Document segment ::
Wednesday, January 25, 2017

I will win.

Depression wins. Too often.

When I was struggling with depression, I didn't imagine a future for myself. I couldn't. It was impossible, in that mindset, to believe that there would ever be a future where things would stop being so shitty. It wasn't pessimism per se; it was just all I knew, this misery, this cloud that never lifted. A Plato's Cave of indifference. I could almost physically feel it--around my neck, on my shoulders, in my lungs, around my rib cage, on my eyelids. If things wouldn't stop being shitty, why continue into a shitty future? What if the future is even shittier than the shitty present? Even if I get over this shitty phase, another one will surely be upon me soon..?

Babies cry when they're even slightly uncomfortable because it's literally the worst thing they've ever felt in their short little lives. Crying doesn't seem to bring you the same catharsis as it did before, as you transition into maturity and learn about all the other glorious pains life has to offer.

What the exercise asks :: Continue the blog post about depression, starting after its last sentence.

Source material ::
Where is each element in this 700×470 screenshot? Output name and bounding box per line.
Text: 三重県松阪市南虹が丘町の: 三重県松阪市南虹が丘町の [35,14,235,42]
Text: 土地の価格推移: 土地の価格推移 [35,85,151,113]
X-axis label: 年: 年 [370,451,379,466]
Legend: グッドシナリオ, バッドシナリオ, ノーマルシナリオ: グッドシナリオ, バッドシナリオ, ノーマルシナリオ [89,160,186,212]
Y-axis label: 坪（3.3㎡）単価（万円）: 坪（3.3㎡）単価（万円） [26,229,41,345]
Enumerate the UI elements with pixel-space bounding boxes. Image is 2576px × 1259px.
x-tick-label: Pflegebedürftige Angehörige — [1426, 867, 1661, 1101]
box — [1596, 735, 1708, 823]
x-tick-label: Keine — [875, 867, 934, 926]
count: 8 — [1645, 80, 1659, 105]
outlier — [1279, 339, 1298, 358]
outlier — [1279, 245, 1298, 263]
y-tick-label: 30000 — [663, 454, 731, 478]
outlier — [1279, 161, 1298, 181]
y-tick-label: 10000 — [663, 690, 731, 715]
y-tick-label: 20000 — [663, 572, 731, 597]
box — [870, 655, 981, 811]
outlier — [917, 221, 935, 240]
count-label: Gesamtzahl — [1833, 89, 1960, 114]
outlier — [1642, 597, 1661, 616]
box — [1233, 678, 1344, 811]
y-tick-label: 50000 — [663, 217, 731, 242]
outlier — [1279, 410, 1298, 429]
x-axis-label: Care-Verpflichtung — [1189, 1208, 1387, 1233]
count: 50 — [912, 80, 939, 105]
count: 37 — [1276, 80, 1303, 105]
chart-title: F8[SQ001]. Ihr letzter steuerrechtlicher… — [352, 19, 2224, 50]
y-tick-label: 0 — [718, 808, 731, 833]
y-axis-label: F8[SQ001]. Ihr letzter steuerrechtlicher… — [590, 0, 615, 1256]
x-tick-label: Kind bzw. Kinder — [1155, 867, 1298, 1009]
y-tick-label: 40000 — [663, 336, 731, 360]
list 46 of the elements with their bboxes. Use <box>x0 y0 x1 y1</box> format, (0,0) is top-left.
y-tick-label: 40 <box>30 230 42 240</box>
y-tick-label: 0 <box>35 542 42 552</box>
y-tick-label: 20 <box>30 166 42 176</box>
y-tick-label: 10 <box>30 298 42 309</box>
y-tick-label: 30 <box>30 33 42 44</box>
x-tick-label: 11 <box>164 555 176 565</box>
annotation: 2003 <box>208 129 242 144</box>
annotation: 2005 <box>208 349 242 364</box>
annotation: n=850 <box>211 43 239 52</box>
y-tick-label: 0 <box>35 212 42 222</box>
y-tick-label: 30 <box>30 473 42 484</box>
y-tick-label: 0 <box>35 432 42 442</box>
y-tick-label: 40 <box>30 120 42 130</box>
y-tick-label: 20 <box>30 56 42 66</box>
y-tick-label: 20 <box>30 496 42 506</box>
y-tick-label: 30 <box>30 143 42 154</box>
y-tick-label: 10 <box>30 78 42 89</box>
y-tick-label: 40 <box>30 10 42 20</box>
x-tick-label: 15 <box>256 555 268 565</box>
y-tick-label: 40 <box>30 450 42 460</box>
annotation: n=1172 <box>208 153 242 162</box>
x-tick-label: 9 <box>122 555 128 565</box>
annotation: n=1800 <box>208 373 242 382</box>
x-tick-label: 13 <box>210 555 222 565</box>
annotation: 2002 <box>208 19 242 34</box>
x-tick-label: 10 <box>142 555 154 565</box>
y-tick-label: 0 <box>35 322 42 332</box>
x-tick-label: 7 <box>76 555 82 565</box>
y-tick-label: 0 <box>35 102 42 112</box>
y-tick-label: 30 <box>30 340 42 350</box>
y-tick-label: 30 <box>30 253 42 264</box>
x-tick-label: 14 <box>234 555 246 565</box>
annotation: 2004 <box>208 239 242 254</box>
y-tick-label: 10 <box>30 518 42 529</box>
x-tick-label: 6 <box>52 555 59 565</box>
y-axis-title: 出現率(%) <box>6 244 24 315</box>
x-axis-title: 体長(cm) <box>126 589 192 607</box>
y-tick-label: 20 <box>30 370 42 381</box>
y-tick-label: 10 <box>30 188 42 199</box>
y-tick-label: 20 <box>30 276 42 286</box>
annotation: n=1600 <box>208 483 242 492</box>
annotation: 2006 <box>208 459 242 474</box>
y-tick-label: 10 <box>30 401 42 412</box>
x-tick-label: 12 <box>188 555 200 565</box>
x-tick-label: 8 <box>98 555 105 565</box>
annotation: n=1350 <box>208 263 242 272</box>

Answer section ::
Logic almost ruined me when I was depressed. My misery would beseech probability: if I've only been alive for 18 years and life is already this shitty, how much more shittiness is waiting for me in the next 18 years? Why extend pain--life--if I can just cut it short? I have no control over my emotions--why not take control over my life and what happens to it? I'm not good for anything anymore--what's the point of me staying around? Sure, in the short run, people might be sad, but in the long run, people will be okay, and they will be stronger for it, right?

Depression lied to me. It knew exactly which lies to tell me because it lived in my head, knowing what I would or wouldn't believe. It knew me. It was me. It knew everything I dreaded, everything I hate, everything I feared. It knew what happiness was, and it didn't allow happiness in. It didn't allow anything in, really. In a weird way, it actually comforted me and relieved me of a lot of my fears. Fear, after all, is a natural response you have to some stimulus that you think will threaten your life. Fear then rests of the assumption that you don't want to lose your life and that you value it. I didn't. I didn't flinch at loud noises. I didn't panic in emergencies. I stopped being afraid--and not at all in a courageous or willfully-determined sense. It was fearlessness in a most hopeless, void resignation.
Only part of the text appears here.